=== EXERCISE ===
Reproduce the records below line for line, leaving out the pictures.

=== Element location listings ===
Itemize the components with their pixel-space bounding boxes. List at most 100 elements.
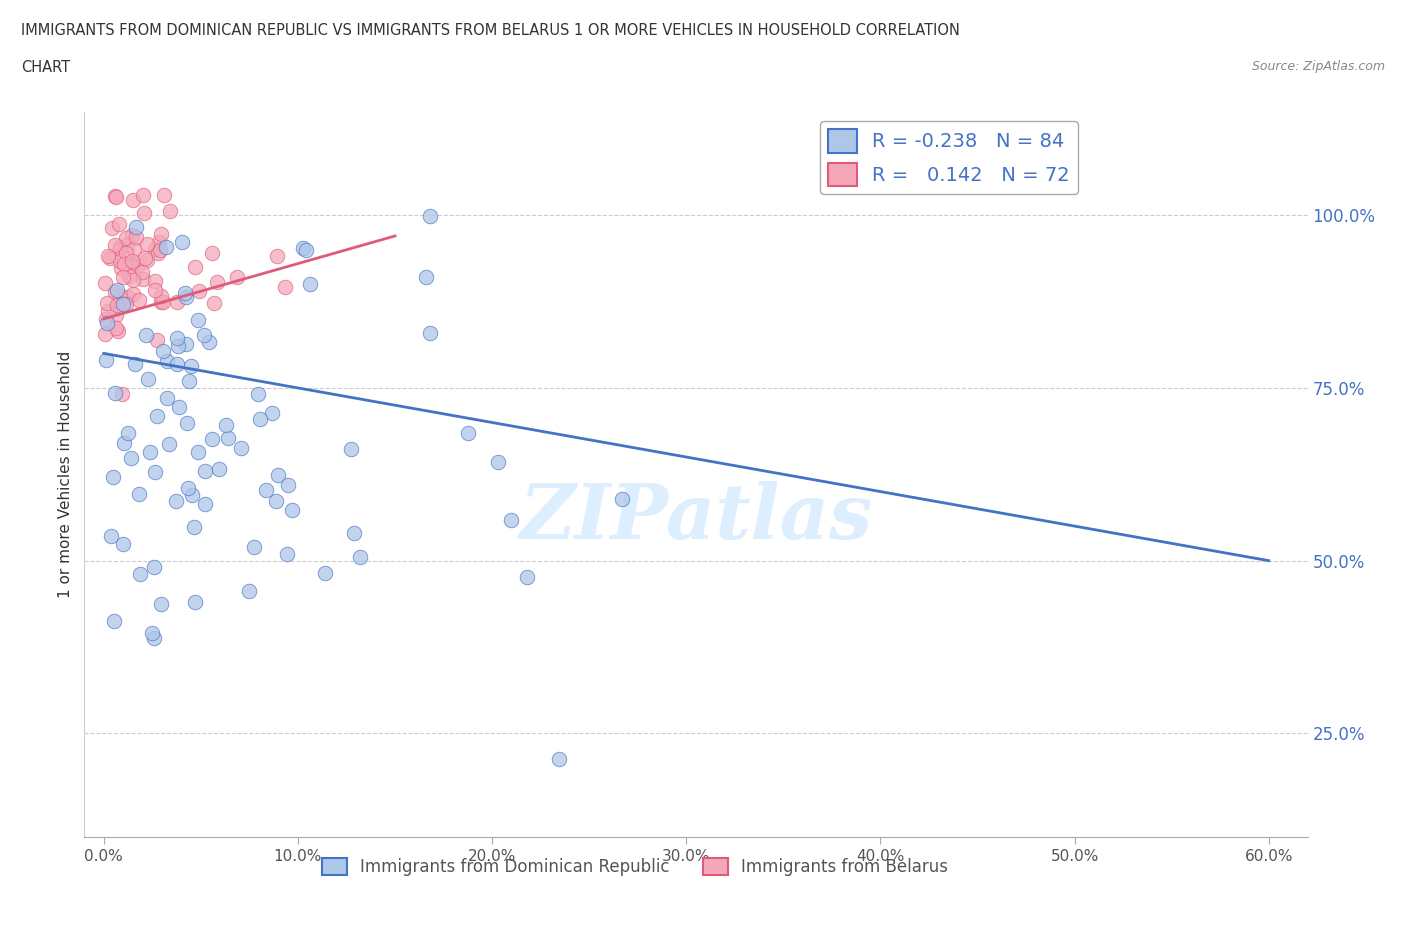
Point <box>152 187 174 202</box>
Point <box>128 486 150 501</box>
Point <box>101 470 124 485</box>
Point <box>122 272 145 287</box>
Point <box>180 359 202 374</box>
Point <box>103 614 125 629</box>
Legend: Immigrants from Dominican Republic, Immigrants from Belarus: Immigrants from Dominican Republic, Immi… <box>315 852 955 883</box>
Point <box>103 386 125 401</box>
Point <box>177 481 200 496</box>
Point <box>108 242 131 257</box>
Point <box>229 441 252 456</box>
Point <box>129 567 152 582</box>
Point <box>281 502 304 517</box>
Point <box>260 405 283 420</box>
Point <box>226 269 249 284</box>
Point <box>548 751 571 766</box>
Point <box>134 251 156 266</box>
Point <box>149 596 172 611</box>
Point <box>172 235 194 250</box>
Point <box>105 321 128 336</box>
Point <box>277 477 299 492</box>
Point <box>187 445 209 459</box>
Point <box>143 559 166 574</box>
Point <box>122 286 145 301</box>
Point <box>105 189 128 204</box>
Point <box>118 269 141 284</box>
Point <box>169 400 191 415</box>
Point <box>298 276 321 291</box>
Point <box>108 254 131 269</box>
Point <box>104 285 127 299</box>
Point <box>193 464 215 479</box>
Point <box>295 242 318 257</box>
Point <box>117 426 139 441</box>
Text: CHART: CHART <box>21 60 70 75</box>
Point <box>105 298 128 312</box>
Point <box>183 259 205 274</box>
Point <box>149 288 172 303</box>
Y-axis label: 1 or more Vehicles in Household: 1 or more Vehicles in Household <box>58 351 73 598</box>
Point <box>266 493 288 508</box>
Point <box>184 594 207 609</box>
Point <box>124 357 146 372</box>
Point <box>122 193 145 207</box>
Point <box>249 412 271 427</box>
Point <box>97 249 120 264</box>
Point <box>291 241 314 256</box>
Point <box>149 227 172 242</box>
Point <box>254 483 277 498</box>
Point <box>159 204 181 219</box>
Point <box>266 248 288 263</box>
Point <box>349 549 371 564</box>
Point <box>96 296 118 311</box>
Point <box>111 537 134 551</box>
Point <box>141 625 163 640</box>
Point <box>274 280 297 295</box>
Point <box>101 220 124 235</box>
Point <box>194 497 217 512</box>
Point <box>205 275 228 290</box>
Point <box>243 539 266 554</box>
Point <box>155 240 177 255</box>
Point <box>198 335 221 350</box>
Point <box>202 296 225 311</box>
Point <box>125 219 148 234</box>
Point <box>340 442 363 457</box>
Point <box>165 493 187 508</box>
Point <box>115 238 138 253</box>
Point <box>135 328 157 343</box>
Point <box>215 418 238 432</box>
Point <box>152 294 174 309</box>
Point <box>143 283 166 298</box>
Point <box>100 528 122 543</box>
Point <box>112 296 135 311</box>
Point <box>121 254 143 269</box>
Point <box>143 465 166 480</box>
Point <box>104 238 127 253</box>
Point <box>167 339 190 353</box>
Point <box>104 188 127 203</box>
Point <box>157 437 180 452</box>
Point <box>115 297 138 312</box>
Point <box>131 272 153 286</box>
Point <box>139 445 162 459</box>
Point <box>516 570 538 585</box>
Point <box>166 294 188 309</box>
Point <box>128 292 150 307</box>
Point <box>146 408 169 423</box>
Point <box>97 304 120 319</box>
Point <box>121 228 143 243</box>
Point <box>149 243 172 258</box>
Point <box>188 284 211 299</box>
Point <box>94 275 117 290</box>
Point <box>183 519 205 534</box>
Point <box>156 391 179 405</box>
Point <box>276 546 298 561</box>
Point <box>150 295 173 310</box>
Point <box>96 312 118 326</box>
Point <box>94 326 117 341</box>
Point <box>247 386 270 401</box>
Point <box>181 488 204 503</box>
Point <box>501 512 523 527</box>
Point <box>612 492 634 507</box>
Point <box>127 258 149 272</box>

=== RESULT OF THIS TASK ===
Itemize the components with their pixel-space bounding boxes. List at most 100 elements.
Point <box>152 187 174 202</box>
Point <box>128 486 150 501</box>
Point <box>101 470 124 485</box>
Point <box>122 272 145 287</box>
Point <box>180 359 202 374</box>
Point <box>103 614 125 629</box>
Legend: Immigrants from Dominican Republic, Immigrants from Belarus: Immigrants from Dominican Republic, Immi… <box>315 852 955 883</box>
Point <box>103 386 125 401</box>
Point <box>177 481 200 496</box>
Point <box>108 242 131 257</box>
Point <box>229 441 252 456</box>
Point <box>129 567 152 582</box>
Point <box>281 502 304 517</box>
Point <box>260 405 283 420</box>
Point <box>226 269 249 284</box>
Point <box>548 751 571 766</box>
Point <box>134 251 156 266</box>
Point <box>149 596 172 611</box>
Point <box>172 235 194 250</box>
Point <box>105 321 128 336</box>
Point <box>277 477 299 492</box>
Point <box>187 445 209 459</box>
Point <box>143 559 166 574</box>
Point <box>122 286 145 301</box>
Point <box>105 189 128 204</box>
Point <box>118 269 141 284</box>
Point <box>169 400 191 415</box>
Point <box>298 276 321 291</box>
Point <box>108 254 131 269</box>
Point <box>104 285 127 299</box>
Point <box>193 464 215 479</box>
Point <box>295 242 318 257</box>
Point <box>117 426 139 441</box>
Text: CHART: CHART <box>21 60 70 75</box>
Point <box>105 298 128 312</box>
Point <box>183 259 205 274</box>
Point <box>149 288 172 303</box>
Y-axis label: 1 or more Vehicles in Household: 1 or more Vehicles in Household <box>58 351 73 598</box>
Point <box>266 493 288 508</box>
Point <box>184 594 207 609</box>
Point <box>124 357 146 372</box>
Point <box>122 193 145 207</box>
Point <box>249 412 271 427</box>
Point <box>97 249 120 264</box>
Point <box>291 241 314 256</box>
Point <box>149 227 172 242</box>
Point <box>254 483 277 498</box>
Point <box>159 204 181 219</box>
Point <box>266 248 288 263</box>
Point <box>349 549 371 564</box>
Point <box>96 296 118 311</box>
Point <box>111 537 134 551</box>
Point <box>141 625 163 640</box>
Point <box>274 280 297 295</box>
Point <box>101 220 124 235</box>
Point <box>194 497 217 512</box>
Point <box>205 275 228 290</box>
Point <box>243 539 266 554</box>
Point <box>155 240 177 255</box>
Point <box>198 335 221 350</box>
Point <box>202 296 225 311</box>
Point <box>125 219 148 234</box>
Point <box>340 442 363 457</box>
Point <box>165 493 187 508</box>
Point <box>115 238 138 253</box>
Point <box>135 328 157 343</box>
Point <box>215 418 238 432</box>
Point <box>152 294 174 309</box>
Point <box>143 283 166 298</box>
Point <box>100 528 122 543</box>
Point <box>112 296 135 311</box>
Point <box>121 254 143 269</box>
Point <box>143 465 166 480</box>
Point <box>104 238 127 253</box>
Point <box>167 339 190 353</box>
Point <box>104 188 127 203</box>
Point <box>157 437 180 452</box>
Point <box>115 297 138 312</box>
Point <box>131 272 153 286</box>
Point <box>139 445 162 459</box>
Point <box>516 570 538 585</box>
Point <box>166 294 188 309</box>
Point <box>128 292 150 307</box>
Point <box>146 408 169 423</box>
Point <box>97 304 120 319</box>
Point <box>121 228 143 243</box>
Point <box>149 243 172 258</box>
Point <box>188 284 211 299</box>
Point <box>94 275 117 290</box>
Point <box>183 519 205 534</box>
Point <box>156 391 179 405</box>
Point <box>276 546 298 561</box>
Point <box>150 295 173 310</box>
Point <box>96 312 118 326</box>
Point <box>94 326 117 341</box>
Point <box>247 386 270 401</box>
Point <box>181 488 204 503</box>
Point <box>501 512 523 527</box>
Point <box>612 492 634 507</box>
Point <box>127 258 149 272</box>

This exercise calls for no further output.